_The problem:_
Copy the records below word for word, keeping every line and its order unchanged.

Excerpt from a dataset
┄┄┄┄┄┄┄┄┄┄
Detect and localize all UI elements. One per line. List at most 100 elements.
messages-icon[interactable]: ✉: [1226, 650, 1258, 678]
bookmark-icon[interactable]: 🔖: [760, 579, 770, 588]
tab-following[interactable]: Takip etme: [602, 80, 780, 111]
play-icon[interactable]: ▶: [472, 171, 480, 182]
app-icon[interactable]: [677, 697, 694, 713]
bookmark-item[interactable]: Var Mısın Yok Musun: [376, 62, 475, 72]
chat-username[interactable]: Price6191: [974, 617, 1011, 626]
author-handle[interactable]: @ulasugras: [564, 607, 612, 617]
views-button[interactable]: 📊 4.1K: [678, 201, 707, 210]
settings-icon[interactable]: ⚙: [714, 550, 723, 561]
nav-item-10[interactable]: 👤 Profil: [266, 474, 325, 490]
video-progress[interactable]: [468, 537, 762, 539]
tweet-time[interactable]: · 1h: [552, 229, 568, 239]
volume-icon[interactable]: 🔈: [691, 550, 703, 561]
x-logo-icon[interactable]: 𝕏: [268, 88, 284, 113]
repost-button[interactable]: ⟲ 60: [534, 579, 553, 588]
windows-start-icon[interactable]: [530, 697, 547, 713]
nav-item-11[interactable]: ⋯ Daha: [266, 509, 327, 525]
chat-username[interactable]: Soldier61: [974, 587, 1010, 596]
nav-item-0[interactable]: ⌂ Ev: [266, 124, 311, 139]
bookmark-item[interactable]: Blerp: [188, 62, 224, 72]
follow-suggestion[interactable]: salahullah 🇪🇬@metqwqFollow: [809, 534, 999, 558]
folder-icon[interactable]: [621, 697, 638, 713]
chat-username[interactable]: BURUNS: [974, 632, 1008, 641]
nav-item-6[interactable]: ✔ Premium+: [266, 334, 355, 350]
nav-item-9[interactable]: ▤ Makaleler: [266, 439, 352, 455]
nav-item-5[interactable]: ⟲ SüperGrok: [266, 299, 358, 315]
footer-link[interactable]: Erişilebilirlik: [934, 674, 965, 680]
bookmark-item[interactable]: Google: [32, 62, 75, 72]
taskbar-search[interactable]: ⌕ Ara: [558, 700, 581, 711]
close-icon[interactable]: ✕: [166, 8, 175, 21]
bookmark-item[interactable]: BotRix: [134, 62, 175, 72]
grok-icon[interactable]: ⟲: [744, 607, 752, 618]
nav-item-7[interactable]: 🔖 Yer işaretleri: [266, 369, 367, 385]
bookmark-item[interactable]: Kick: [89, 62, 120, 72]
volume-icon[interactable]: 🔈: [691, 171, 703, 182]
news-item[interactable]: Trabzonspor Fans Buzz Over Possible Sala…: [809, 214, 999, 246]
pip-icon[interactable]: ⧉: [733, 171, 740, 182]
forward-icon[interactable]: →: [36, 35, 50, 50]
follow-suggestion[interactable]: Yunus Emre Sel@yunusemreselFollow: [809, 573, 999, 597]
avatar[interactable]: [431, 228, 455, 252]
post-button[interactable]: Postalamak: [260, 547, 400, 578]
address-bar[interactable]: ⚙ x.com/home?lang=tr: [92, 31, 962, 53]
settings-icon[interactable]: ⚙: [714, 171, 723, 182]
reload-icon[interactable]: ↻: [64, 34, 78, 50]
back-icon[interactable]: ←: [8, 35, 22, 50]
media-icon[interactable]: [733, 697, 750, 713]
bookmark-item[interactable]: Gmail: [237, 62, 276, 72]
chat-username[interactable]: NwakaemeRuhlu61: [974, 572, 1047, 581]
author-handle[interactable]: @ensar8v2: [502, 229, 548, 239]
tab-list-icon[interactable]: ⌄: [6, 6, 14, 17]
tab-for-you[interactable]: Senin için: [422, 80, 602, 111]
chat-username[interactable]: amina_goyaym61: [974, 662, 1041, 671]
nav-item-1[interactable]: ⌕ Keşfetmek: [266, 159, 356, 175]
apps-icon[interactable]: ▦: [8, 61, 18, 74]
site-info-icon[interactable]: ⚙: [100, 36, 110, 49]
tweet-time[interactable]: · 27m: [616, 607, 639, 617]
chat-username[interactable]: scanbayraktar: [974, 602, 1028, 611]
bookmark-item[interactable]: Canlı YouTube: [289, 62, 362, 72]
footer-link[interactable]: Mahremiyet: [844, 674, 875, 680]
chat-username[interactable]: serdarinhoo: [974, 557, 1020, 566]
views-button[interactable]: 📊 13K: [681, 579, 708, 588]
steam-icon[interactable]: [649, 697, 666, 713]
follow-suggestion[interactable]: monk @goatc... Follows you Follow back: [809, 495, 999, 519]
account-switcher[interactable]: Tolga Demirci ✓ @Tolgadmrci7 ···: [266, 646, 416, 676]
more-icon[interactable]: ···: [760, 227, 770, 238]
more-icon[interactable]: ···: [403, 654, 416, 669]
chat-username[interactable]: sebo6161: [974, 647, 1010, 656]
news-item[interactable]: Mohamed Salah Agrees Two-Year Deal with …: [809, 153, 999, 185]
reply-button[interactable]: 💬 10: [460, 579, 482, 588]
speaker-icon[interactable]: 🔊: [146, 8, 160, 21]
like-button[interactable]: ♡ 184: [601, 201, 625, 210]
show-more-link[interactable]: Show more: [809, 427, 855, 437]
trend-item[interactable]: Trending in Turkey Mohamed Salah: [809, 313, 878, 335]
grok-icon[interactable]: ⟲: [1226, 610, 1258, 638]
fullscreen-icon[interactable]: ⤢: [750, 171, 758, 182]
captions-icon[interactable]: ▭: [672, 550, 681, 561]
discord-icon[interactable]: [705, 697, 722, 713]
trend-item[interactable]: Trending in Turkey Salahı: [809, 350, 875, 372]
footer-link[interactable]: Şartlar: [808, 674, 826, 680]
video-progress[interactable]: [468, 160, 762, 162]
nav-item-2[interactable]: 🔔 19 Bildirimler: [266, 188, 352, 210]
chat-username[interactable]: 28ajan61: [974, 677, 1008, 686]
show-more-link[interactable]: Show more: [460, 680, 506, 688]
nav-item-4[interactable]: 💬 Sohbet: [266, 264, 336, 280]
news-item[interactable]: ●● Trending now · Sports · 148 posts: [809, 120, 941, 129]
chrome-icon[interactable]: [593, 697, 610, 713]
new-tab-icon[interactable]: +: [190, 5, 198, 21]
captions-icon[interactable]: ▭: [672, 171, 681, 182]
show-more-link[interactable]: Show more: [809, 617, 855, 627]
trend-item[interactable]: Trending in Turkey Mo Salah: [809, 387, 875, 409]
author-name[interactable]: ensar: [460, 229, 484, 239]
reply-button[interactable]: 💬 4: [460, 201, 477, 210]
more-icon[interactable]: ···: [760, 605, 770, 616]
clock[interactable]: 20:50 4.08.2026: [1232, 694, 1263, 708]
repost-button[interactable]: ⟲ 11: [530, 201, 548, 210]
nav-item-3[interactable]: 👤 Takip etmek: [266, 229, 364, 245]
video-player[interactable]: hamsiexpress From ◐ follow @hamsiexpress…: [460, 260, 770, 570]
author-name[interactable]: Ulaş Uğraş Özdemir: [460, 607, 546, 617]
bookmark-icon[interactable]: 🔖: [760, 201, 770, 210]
┄┄┄┄┄┄┄┄┄┄
_Answer to the task:_
Detect and localize all UI elements. One per line. List at most 100 elements.
messages-icon[interactable]: ✉: [1226, 650, 1258, 678]
bookmark-icon[interactable]: 🔖: [760, 579, 770, 588]
tab-following[interactable]: Takip etme: [602, 80, 780, 111]
play-icon[interactable]: ▶: [472, 171, 480, 182]
app-icon[interactable]: [677, 697, 694, 713]
bookmark-item[interactable]: Var Mısın Yok Musun: [376, 62, 475, 72]
chat-username[interactable]: Price6191: [974, 617, 1011, 626]
author-handle[interactable]: @ulasugras: [564, 607, 612, 617]
views-button[interactable]: 📊 4.1K: [678, 201, 707, 210]
settings-icon[interactable]: ⚙: [714, 550, 723, 561]
nav-item-10[interactable]: 👤 Profil: [266, 474, 325, 490]
video-progress[interactable]: [468, 537, 762, 539]
tweet-time[interactable]: · 1h: [552, 229, 568, 239]
volume-icon[interactable]: 🔈: [691, 550, 703, 561]
x-logo-icon[interactable]: 𝕏: [268, 88, 284, 113]
repost-button[interactable]: ⟲ 60: [534, 579, 553, 588]
windows-start-icon[interactable]: [530, 697, 547, 713]
nav-item-11[interactable]: ⋯ Daha: [266, 509, 327, 525]
chat-username[interactable]: Soldier61: [974, 587, 1010, 596]
nav-item-0[interactable]: ⌂ Ev: [266, 124, 311, 139]
bookmark-item[interactable]: Blerp: [188, 62, 224, 72]
follow-suggestion[interactable]: salahullah 🇪🇬@metqwqFollow: [809, 534, 999, 558]
folder-icon[interactable]: [621, 697, 638, 713]
chat-username[interactable]: BURUNS: [974, 632, 1008, 641]
nav-item-6[interactable]: ✔ Premium+: [266, 334, 355, 350]
nav-item-9[interactable]: ▤ Makaleler: [266, 439, 352, 455]
nav-item-5[interactable]: ⟲ SüperGrok: [266, 299, 358, 315]
footer-link[interactable]: Erişilebilirlik: [934, 674, 965, 680]
bookmark-item[interactable]: Google: [32, 62, 75, 72]
taskbar-search[interactable]: ⌕ Ara: [558, 700, 581, 711]
close-icon[interactable]: ✕: [166, 8, 175, 21]
bookmark-item[interactable]: BotRix: [134, 62, 175, 72]
grok-icon[interactable]: ⟲: [744, 607, 752, 618]
nav-item-7[interactable]: 🔖 Yer işaretleri: [266, 369, 367, 385]
bookmark-item[interactable]: Kick: [89, 62, 120, 72]
volume-icon[interactable]: 🔈: [691, 171, 703, 182]
news-item[interactable]: Trabzonspor Fans Buzz Over Possible Sala…: [809, 214, 999, 246]
pip-icon[interactable]: ⧉: [733, 171, 740, 182]
forward-icon[interactable]: →: [36, 35, 50, 50]
follow-suggestion[interactable]: Yunus Emre Sel@yunusemreselFollow: [809, 573, 999, 597]
avatar[interactable]: [431, 228, 455, 252]
post-button[interactable]: Postalamak: [260, 547, 400, 578]
address-bar[interactable]: ⚙ x.com/home?lang=tr: [92, 31, 962, 53]
settings-icon[interactable]: ⚙: [714, 171, 723, 182]
reload-icon[interactable]: ↻: [64, 34, 78, 50]
back-icon[interactable]: ←: [8, 35, 22, 50]
media-icon[interactable]: [733, 697, 750, 713]
bookmark-item[interactable]: Gmail: [237, 62, 276, 72]
chat-username[interactable]: NwakaemeRuhlu61: [974, 572, 1047, 581]
author-handle[interactable]: @ensar8v2: [502, 229, 548, 239]
tab-list-icon[interactable]: ⌄: [6, 6, 14, 17]
tab-for-you[interactable]: Senin için: [422, 80, 602, 111]
chat-username[interactable]: amina_goyaym61: [974, 662, 1041, 671]
nav-item-1[interactable]: ⌕ Keşfetmek: [266, 159, 356, 175]
apps-icon[interactable]: ▦: [8, 61, 18, 74]
site-info-icon[interactable]: ⚙: [100, 36, 110, 49]
tweet-time[interactable]: · 27m: [616, 607, 639, 617]
chat-username[interactable]: scanbayraktar: [974, 602, 1028, 611]
bookmark-item[interactable]: Canlı YouTube: [289, 62, 362, 72]
footer-link[interactable]: Mahremiyet: [844, 674, 875, 680]
chat-username[interactable]: serdarinhoo: [974, 557, 1020, 566]
views-button[interactable]: 📊 13K: [681, 579, 708, 588]
steam-icon[interactable]: [649, 697, 666, 713]
follow-suggestion[interactable]: monk @goatc... Follows you Follow back: [809, 495, 999, 519]
account-switcher[interactable]: Tolga Demirci ✓ @Tolgadmrci7 ···: [266, 646, 416, 676]
more-icon[interactable]: ···: [760, 227, 770, 238]
more-icon[interactable]: ···: [403, 654, 416, 669]
chat-username[interactable]: sebo6161: [974, 647, 1010, 656]
news-item[interactable]: Mohamed Salah Agrees Two-Year Deal with …: [809, 153, 999, 185]
reply-button[interactable]: 💬 10: [460, 579, 482, 588]
speaker-icon[interactable]: 🔊: [146, 8, 160, 21]
like-button[interactable]: ♡ 184: [601, 201, 625, 210]
show-more-link[interactable]: Show more: [809, 427, 855, 437]
trend-item[interactable]: Trending in Turkey Mohamed Salah: [809, 313, 878, 335]
grok-icon[interactable]: ⟲: [1226, 610, 1258, 638]
fullscreen-icon[interactable]: ⤢: [750, 171, 758, 182]
captions-icon[interactable]: ▭: [672, 550, 681, 561]
discord-icon[interactable]: [705, 697, 722, 713]
trend-item[interactable]: Trending in Turkey Salahı: [809, 350, 875, 372]
footer-link[interactable]: Şartlar: [808, 674, 826, 680]
video-progress[interactable]: [468, 160, 762, 162]
nav-item-2[interactable]: 🔔 19 Bildirimler: [266, 188, 352, 210]
chat-username[interactable]: 28ajan61: [974, 677, 1008, 686]
show-more-link[interactable]: Show more: [460, 680, 506, 688]
nav-item-4[interactable]: 💬 Sohbet: [266, 264, 336, 280]
news-item[interactable]: ●● Trending now · Sports · 148 posts: [809, 120, 941, 129]
chrome-icon[interactable]: [593, 697, 610, 713]
new-tab-icon[interactable]: +: [190, 5, 198, 21]
captions-icon[interactable]: ▭: [672, 171, 681, 182]
show-more-link[interactable]: Show more: [809, 617, 855, 627]
trend-item[interactable]: Trending in Turkey Mo Salah: [809, 387, 875, 409]
author-name[interactable]: ensar: [460, 229, 484, 239]
reply-button[interactable]: 💬 4: [460, 201, 477, 210]
more-icon[interactable]: ···: [760, 605, 770, 616]
clock[interactable]: 20:50 4.08.2026: [1232, 694, 1263, 708]
repost-button[interactable]: ⟲ 11: [530, 201, 548, 210]
nav-item-3[interactable]: 👤 Takip etmek: [266, 229, 364, 245]
video-player[interactable]: hamsiexpress From ◐ follow @hamsiexpress…: [460, 260, 770, 570]
author-name[interactable]: Ulaş Uğraş Özdemir: [460, 607, 546, 617]
bookmark-icon[interactable]: 🔖: [760, 201, 770, 210]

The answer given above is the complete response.